Challenge >> Locate the word "paid" in the entries below, then gather every line that holds it.

[Start Input]

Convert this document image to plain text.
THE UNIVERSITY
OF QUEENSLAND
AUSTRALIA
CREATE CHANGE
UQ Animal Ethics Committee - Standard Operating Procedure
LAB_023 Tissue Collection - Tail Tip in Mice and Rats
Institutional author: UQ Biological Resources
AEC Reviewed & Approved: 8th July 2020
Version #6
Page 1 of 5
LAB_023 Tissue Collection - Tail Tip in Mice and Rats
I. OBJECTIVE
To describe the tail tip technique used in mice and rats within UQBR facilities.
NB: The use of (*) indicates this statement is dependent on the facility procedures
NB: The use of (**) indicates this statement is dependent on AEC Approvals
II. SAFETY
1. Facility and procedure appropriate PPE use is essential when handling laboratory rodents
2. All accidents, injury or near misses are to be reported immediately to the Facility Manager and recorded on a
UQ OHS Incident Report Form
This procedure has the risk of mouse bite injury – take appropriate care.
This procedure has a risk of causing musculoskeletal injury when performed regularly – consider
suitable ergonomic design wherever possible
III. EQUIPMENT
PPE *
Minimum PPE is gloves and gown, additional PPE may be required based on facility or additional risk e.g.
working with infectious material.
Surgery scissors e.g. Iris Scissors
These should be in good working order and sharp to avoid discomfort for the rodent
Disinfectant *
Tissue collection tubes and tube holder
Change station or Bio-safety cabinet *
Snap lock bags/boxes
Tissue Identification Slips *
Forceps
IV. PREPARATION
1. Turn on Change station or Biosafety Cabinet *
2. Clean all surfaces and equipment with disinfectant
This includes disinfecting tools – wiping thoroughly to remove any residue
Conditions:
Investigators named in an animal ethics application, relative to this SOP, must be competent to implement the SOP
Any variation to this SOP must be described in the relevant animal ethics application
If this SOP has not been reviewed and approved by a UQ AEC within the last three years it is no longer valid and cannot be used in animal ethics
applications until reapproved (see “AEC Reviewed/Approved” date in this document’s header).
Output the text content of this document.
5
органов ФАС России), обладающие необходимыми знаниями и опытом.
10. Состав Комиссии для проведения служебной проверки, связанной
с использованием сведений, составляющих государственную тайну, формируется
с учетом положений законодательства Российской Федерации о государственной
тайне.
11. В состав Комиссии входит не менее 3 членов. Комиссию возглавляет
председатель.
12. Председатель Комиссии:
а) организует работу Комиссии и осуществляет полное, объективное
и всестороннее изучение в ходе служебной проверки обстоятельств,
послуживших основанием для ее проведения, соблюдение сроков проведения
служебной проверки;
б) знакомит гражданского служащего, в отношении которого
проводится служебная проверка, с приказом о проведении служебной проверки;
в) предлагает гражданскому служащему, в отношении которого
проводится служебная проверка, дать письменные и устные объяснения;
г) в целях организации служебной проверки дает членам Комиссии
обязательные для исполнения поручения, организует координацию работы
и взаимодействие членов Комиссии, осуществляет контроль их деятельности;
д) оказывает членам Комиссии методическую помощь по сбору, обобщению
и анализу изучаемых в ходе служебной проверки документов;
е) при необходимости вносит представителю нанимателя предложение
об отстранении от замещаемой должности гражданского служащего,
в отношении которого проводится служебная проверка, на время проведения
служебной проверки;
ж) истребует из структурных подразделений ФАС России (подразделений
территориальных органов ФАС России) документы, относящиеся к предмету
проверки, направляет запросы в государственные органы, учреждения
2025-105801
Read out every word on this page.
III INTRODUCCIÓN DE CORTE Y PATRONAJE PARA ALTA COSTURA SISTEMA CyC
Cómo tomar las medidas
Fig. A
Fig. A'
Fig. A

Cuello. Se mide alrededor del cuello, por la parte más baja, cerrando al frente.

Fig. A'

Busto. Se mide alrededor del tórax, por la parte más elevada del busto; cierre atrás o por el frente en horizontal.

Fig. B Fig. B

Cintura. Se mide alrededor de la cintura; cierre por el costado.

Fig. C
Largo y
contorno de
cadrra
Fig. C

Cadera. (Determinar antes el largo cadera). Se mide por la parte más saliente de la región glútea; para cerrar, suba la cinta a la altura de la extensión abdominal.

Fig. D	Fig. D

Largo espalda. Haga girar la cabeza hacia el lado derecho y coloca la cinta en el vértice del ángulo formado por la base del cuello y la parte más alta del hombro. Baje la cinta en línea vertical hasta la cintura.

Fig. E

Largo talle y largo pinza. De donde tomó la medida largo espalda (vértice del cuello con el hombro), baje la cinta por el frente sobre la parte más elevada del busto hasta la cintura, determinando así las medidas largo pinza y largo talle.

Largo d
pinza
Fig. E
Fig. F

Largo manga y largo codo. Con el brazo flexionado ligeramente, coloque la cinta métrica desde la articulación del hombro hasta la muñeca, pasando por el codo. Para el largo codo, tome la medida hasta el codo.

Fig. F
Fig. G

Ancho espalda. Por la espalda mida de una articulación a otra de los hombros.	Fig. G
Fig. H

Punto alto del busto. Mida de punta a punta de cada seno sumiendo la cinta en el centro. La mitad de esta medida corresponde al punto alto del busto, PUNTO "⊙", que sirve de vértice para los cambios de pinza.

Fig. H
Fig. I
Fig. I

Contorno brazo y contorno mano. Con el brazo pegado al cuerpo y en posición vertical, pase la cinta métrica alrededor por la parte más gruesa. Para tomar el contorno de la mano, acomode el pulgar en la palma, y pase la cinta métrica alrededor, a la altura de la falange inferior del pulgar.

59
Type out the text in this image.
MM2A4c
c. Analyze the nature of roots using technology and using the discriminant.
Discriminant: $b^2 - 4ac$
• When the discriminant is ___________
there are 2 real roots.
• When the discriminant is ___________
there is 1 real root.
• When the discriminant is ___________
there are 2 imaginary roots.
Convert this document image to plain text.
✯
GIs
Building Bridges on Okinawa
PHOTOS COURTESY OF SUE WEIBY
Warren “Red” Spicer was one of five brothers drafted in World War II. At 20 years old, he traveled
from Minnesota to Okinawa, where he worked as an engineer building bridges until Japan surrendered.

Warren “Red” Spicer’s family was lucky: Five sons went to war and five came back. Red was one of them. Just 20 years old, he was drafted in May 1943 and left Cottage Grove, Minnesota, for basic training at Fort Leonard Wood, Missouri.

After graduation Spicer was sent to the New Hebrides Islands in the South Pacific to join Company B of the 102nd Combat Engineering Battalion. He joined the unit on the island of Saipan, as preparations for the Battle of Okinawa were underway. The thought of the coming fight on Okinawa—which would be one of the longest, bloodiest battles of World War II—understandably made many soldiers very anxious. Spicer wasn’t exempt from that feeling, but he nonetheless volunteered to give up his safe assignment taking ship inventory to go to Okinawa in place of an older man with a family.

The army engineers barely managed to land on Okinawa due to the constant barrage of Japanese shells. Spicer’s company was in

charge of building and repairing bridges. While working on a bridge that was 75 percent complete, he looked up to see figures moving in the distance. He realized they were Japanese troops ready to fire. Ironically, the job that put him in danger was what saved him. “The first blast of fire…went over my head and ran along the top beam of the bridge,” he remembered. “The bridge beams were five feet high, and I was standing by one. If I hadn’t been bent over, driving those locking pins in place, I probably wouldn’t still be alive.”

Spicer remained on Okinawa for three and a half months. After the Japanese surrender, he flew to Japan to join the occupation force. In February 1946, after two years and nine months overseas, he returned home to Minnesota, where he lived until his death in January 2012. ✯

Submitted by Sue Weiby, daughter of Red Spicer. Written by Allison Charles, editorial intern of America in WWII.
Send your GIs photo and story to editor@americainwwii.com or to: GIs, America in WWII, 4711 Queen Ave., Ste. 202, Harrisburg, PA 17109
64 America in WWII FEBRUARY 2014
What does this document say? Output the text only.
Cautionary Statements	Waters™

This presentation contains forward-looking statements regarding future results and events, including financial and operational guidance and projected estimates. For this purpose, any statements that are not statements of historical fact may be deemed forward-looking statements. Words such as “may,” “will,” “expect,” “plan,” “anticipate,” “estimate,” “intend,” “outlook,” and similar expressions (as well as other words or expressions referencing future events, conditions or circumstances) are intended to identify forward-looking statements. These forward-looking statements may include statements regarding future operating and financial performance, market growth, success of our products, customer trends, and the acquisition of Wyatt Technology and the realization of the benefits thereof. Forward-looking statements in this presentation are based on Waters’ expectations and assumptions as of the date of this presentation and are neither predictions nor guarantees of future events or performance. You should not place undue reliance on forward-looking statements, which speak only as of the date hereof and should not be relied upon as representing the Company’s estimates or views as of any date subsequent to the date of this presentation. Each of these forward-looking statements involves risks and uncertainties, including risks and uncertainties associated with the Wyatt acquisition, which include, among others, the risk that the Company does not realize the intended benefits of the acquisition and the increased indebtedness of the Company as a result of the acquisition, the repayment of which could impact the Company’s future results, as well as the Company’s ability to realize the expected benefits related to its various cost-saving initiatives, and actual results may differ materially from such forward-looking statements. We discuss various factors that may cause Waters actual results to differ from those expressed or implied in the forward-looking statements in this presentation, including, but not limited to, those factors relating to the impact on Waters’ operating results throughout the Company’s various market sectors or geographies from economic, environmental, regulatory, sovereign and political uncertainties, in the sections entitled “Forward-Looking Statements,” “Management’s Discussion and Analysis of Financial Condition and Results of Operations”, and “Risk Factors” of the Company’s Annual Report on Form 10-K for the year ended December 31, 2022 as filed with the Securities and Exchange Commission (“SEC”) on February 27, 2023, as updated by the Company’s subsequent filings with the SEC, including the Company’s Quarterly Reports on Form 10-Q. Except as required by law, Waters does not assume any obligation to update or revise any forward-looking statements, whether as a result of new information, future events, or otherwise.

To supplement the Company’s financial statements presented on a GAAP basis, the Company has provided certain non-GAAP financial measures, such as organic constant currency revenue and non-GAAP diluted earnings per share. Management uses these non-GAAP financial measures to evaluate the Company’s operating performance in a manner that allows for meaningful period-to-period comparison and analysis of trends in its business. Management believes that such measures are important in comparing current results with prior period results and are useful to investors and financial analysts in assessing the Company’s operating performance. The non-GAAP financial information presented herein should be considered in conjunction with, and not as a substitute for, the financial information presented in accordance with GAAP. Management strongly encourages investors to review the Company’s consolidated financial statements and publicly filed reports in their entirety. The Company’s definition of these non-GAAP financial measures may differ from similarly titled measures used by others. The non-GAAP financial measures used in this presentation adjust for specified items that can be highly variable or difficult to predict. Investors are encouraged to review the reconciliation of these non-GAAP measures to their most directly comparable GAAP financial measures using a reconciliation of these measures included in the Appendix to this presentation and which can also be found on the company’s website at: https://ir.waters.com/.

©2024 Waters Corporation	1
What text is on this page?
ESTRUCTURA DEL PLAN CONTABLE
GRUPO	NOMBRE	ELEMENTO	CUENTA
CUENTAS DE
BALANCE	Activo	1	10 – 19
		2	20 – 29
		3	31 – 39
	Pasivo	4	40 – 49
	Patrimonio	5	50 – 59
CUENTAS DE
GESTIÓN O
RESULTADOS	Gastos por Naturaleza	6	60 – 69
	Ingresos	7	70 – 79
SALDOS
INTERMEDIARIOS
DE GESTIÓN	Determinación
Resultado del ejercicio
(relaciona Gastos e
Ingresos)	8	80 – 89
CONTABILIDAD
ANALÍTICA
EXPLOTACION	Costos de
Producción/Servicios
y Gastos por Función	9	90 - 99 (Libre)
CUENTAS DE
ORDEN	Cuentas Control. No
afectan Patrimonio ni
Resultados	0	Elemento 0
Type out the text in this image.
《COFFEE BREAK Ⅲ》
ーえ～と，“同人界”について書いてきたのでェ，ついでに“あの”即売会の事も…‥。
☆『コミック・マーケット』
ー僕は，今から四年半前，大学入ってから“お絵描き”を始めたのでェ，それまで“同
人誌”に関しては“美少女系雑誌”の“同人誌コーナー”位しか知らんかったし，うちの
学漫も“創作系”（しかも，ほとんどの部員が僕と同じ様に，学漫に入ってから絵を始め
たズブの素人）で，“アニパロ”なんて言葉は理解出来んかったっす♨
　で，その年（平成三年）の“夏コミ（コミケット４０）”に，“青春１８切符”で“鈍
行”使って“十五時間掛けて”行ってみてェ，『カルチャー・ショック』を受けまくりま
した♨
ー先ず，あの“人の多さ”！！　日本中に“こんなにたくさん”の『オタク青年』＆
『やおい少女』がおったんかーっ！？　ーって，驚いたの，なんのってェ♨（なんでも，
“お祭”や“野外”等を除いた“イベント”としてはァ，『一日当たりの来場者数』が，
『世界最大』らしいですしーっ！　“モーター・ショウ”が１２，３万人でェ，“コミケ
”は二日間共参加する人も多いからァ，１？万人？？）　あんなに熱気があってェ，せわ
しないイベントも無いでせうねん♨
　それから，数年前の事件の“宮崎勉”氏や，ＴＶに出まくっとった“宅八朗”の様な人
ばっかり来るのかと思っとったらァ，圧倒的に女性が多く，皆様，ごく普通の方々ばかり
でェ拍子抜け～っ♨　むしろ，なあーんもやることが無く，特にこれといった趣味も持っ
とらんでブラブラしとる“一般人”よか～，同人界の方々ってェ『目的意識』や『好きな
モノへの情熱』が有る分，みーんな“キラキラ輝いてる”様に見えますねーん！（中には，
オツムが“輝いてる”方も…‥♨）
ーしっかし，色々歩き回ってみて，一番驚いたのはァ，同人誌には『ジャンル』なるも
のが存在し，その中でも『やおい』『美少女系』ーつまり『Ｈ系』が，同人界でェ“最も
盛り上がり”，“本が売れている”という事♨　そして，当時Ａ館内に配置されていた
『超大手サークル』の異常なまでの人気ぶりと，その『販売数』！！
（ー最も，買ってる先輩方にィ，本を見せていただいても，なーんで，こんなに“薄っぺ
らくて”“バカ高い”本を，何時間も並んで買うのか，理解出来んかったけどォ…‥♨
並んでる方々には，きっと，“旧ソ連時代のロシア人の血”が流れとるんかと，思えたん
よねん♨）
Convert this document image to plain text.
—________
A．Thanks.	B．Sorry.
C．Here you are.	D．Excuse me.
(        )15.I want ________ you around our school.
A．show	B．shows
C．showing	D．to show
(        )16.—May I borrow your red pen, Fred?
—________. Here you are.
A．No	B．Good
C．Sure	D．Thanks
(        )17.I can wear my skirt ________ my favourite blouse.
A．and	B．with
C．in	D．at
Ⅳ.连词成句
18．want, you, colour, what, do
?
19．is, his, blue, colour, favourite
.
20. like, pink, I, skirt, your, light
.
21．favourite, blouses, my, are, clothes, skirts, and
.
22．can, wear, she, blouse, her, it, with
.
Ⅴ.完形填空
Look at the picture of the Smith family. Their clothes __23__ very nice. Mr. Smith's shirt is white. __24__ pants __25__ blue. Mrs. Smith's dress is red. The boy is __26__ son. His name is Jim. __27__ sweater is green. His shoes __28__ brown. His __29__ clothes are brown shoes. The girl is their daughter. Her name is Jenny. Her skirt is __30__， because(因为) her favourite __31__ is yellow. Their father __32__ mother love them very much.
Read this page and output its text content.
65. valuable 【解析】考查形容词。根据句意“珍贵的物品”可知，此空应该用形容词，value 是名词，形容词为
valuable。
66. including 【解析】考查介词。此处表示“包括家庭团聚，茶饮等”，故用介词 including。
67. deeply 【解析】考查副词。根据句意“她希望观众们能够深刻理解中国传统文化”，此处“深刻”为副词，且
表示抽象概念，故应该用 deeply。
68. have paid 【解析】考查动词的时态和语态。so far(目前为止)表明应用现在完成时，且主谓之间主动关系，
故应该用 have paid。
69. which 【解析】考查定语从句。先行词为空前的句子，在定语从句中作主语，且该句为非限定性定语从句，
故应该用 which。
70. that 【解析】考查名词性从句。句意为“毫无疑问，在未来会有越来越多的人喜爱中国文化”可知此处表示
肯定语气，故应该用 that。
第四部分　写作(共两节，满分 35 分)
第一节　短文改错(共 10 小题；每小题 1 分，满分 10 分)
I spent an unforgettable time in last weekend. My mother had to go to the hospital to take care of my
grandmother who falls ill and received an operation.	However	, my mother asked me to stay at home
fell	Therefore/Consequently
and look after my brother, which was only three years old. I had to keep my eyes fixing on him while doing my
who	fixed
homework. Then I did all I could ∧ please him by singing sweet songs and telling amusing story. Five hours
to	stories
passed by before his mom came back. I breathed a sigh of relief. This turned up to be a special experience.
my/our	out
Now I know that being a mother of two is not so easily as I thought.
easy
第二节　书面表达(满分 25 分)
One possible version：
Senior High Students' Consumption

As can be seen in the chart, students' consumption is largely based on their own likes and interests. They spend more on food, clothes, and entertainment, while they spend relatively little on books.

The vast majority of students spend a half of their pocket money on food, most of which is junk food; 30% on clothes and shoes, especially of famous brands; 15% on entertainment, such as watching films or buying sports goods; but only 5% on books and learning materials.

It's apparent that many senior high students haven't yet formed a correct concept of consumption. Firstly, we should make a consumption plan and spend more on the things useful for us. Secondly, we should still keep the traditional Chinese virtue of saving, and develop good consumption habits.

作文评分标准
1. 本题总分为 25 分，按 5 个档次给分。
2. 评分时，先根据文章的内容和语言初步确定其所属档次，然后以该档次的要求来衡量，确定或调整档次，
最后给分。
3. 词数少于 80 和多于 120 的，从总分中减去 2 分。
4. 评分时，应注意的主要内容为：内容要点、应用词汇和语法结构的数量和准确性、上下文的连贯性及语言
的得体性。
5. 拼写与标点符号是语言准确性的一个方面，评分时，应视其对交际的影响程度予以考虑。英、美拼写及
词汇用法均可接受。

[End Input]

Task solution >>
68. have paid 【解析】考查动词的时态和语态。so far(目前为止)表明应用现在完成时，且主谓之间主动关系，
故应该用 have paid。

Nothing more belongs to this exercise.